- _Instructions to follow_: Omit every picture and output the rest of the records exactly as they are.
BEGIN Entries
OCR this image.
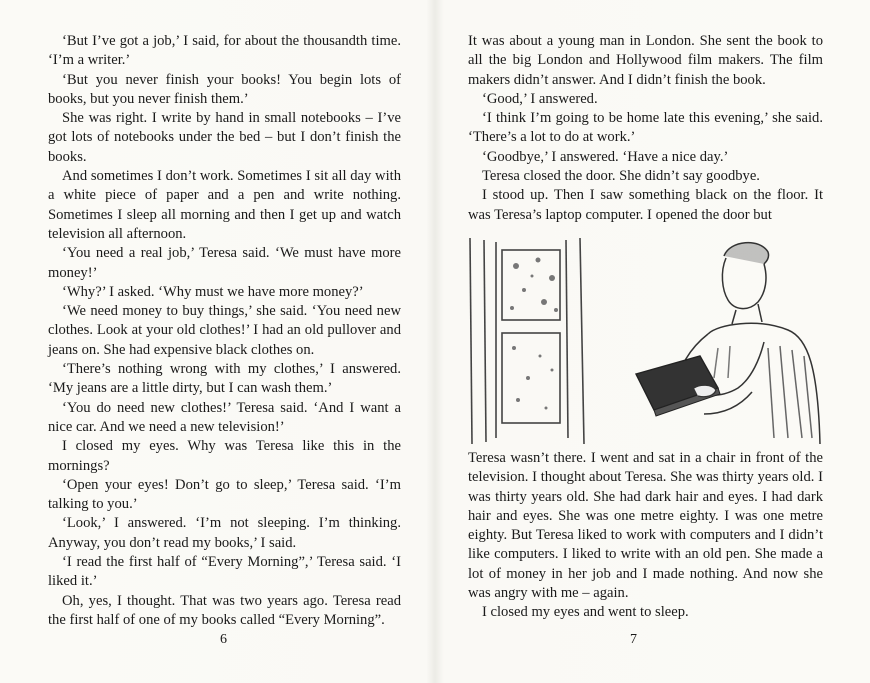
‘But I’ve got a job,’ I said, for about the thousandth time. ‘I’m a writer.’

‘But you never finish your books! You begin lots of books, but you never finish them.’

She was right. I write by hand in small notebooks – I’ve got lots of notebooks under the bed – but I don’t finish the books.

And sometimes I don’t work. Sometimes I sit all day with a white piece of paper and a pen and write nothing. Sometimes I sleep all morning and then I get up and watch television all afternoon.

‘You need a real job,’ Teresa said. ‘We must have more money!’

‘Why?’ I asked. ‘Why must we have more money?’

‘We need money to buy things,’ she said. ‘You need new clothes. Look at your old clothes!’ I had an old pullover and jeans on. She had expensive black clothes on.

‘There’s nothing wrong with my clothes,’ I answered. ‘My jeans are a little dirty, but I can wash them.’

‘You do need new clothes!’ Teresa said. ‘And I want a nice car. And we need a new television!’

I closed my eyes. Why was Teresa like this in the mornings?

‘Open your eyes! Don’t go to sleep,’ Teresa said. ‘I’m talking to you.’

‘Look,’ I answered. ‘I’m not sleeping. I’m thinking. Anyway, you don’t read my books,’ I said.

‘I read the first half of “Every Morning”,’ Teresa said. ‘I liked it.’

Oh, yes, I thought. That was two years ago. Teresa read the first half of one of my books called “Every Morning”.

6

It was about a young man in London. She sent the book to all the big London and Hollywood film makers. The film makers didn’t answer. And I didn’t finish the book.

‘Good,’ I answered.

‘I think I’m going to be home late this evening,’ she said. ‘There’s a lot to do at work.’

‘Goodbye,’ I answered. ‘Have a nice day.’

Teresa closed the door. She didn’t say goodbye.

I stood up. Then I saw something black on the floor. It was Teresa’s laptop computer. I opened the door but

Teresa wasn’t there. I went and sat in a chair in front of the television. I thought about Teresa. She was thirty years old. I was thirty years old. She had dark hair and eyes. I had dark hair and eyes. She was one metre eighty. I was one metre eighty. But Teresa liked to work with computers and I didn’t like computers. I liked to write with an old pen. She made a lot of money in her job and I made nothing. And now she was angry with me – again.

I closed my eyes and went to sleep.

7
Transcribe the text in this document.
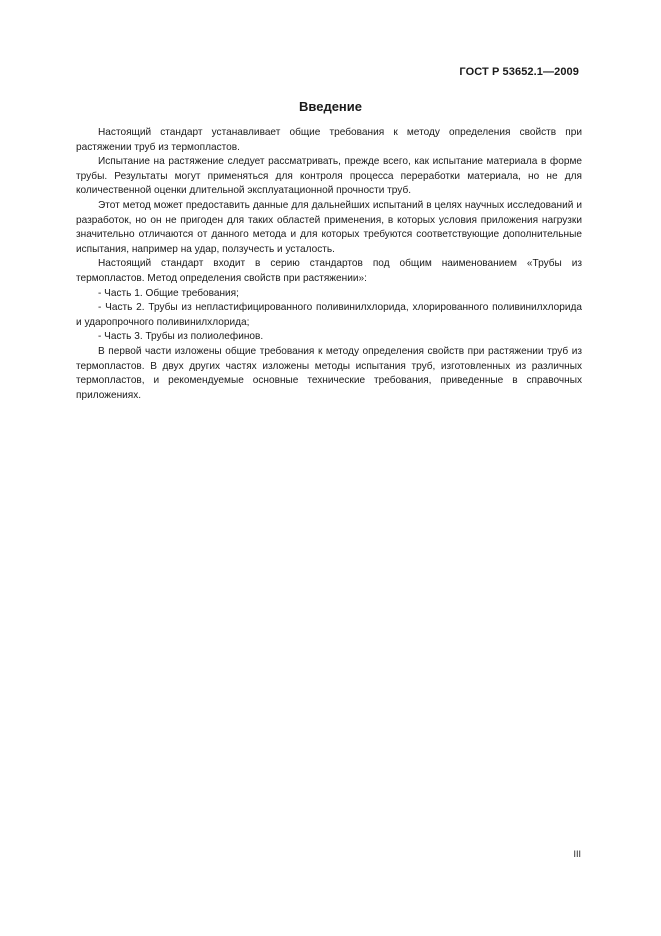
ГОСТ Р 53652.1—2009
Введение

Настоящий стандарт устанавливает общие требования к методу определения свойств при растяжении труб из термопластов.

Испытание на растяжение следует рассматривать, прежде всего, как испытание материала в форме трубы. Результаты могут применяться для контроля процесса переработки материала, но не для количественной оценки длительной эксплуатационной прочности труб.

Этот метод может предоставить данные для дальнейших испытаний в целях научных исследований и разработок, но он не пригоден для таких областей применения, в которых условия приложения нагрузки значительно отличаются от данного метода и для которых требуются соответствующие дополнительные испытания, например на удар, ползучесть и усталость.

Настоящий стандарт входит в серию стандартов под общим наименованием «Трубы из термопластов. Метод определения свойств при растяжении»:

- Часть 1. Общие требования;

- Часть 2. Трубы из непластифицированного поливинилхлорида, хлорированного поливинилхлорида и ударопрочного поливинилхлорида;

- Часть 3. Трубы из полиолефинов.

В первой части изложены общие требования к методу определения свойств при растяжении труб из термопластов. В двух других частях изложены методы испытания труб, изготовленных из различных термопластов, и рекомендуемые основные технические требования, приведенные в справочных приложениях.

III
END Entries
- _Answer below_:
OCR this image.
‘But I’ve got a job,’ I said, for about the thousandth time. ‘I’m a writer.’

‘But you never finish your books! You begin lots of books, but you never finish them.’

She was right. I write by hand in small notebooks – I’ve got lots of notebooks under the bed – but I don’t finish the books.

And sometimes I don’t work. Sometimes I sit all day with a white piece of paper and a pen and write nothing. Sometimes I sleep all morning and then I get up and watch television all afternoon.

‘You need a real job,’ Teresa said. ‘We must have more money!’

‘Why?’ I asked. ‘Why must we have more money?’

‘We need money to buy things,’ she said. ‘You need new clothes. Look at your old clothes!’ I had an old pullover and jeans on. She had expensive black clothes on.

‘There’s nothing wrong with my clothes,’ I answered. ‘My jeans are a little dirty, but I can wash them.’

‘You do need new clothes!’ Teresa said. ‘And I want a nice car. And we need a new television!’

I closed my eyes. Why was Teresa like this in the mornings?

‘Open your eyes! Don’t go to sleep,’ Teresa said. ‘I’m talking to you.’

‘Look,’ I answered. ‘I’m not sleeping. I’m thinking. Anyway, you don’t read my books,’ I said.

‘I read the first half of “Every Morning”,’ Teresa said. ‘I liked it.’

Oh, yes, I thought. That was two years ago. Teresa read the first half of one of my books called “Every Morning”.

6

It was about a young man in London. She sent the book to all the big London and Hollywood film makers. The film makers didn’t answer. And I didn’t finish the book.

‘Good,’ I answered.

‘I think I’m going to be home late this evening,’ she said. ‘There’s a lot to do at work.’

‘Goodbye,’ I answered. ‘Have a nice day.’

Teresa closed the door. She didn’t say goodbye.

I stood up. Then I saw something black on the floor. It was Teresa’s laptop computer. I opened the door but

Teresa wasn’t there. I went and sat in a chair in front of the television. I thought about Teresa. She was thirty years old. I was thirty years old. She had dark hair and eyes. I had dark hair and eyes. She was one metre eighty. I was one metre eighty. But Teresa liked to work with computers and I didn’t like computers. I liked to write with an old pen. She made a lot of money in her job and I made nothing. And now she was angry with me – again.

I closed my eyes and went to sleep.

7
Transcribe the text in this document.
ГОСТ Р 53652.1—2009
Введение

Настоящий стандарт устанавливает общие требования к методу определения свойств при растяжении труб из термопластов.

Испытание на растяжение следует рассматривать, прежде всего, как испытание материала в форме трубы. Результаты могут применяться для контроля процесса переработки материала, но не для количественной оценки длительной эксплуатационной прочности труб.

Этот метод может предоставить данные для дальнейших испытаний в целях научных исследований и разработок, но он не пригоден для таких областей применения, в которых условия приложения нагрузки значительно отличаются от данного метода и для которых требуются соответствующие дополнительные испытания, например на удар, ползучесть и усталость.

Настоящий стандарт входит в серию стандартов под общим наименованием «Трубы из термопластов. Метод определения свойств при растяжении»:

- Часть 1. Общие требования;

- Часть 2. Трубы из непластифицированного поливинилхлорида, хлорированного поливинилхлорида и ударопрочного поливинилхлорида;

- Часть 3. Трубы из полиолефинов.

В первой части изложены общие требования к методу определения свойств при растяжении труб из термопластов. В двух других частях изложены методы испытания труб, изготовленных из различных термопластов, и рекомендуемые основные технические требования, приведенные в справочных приложениях.

III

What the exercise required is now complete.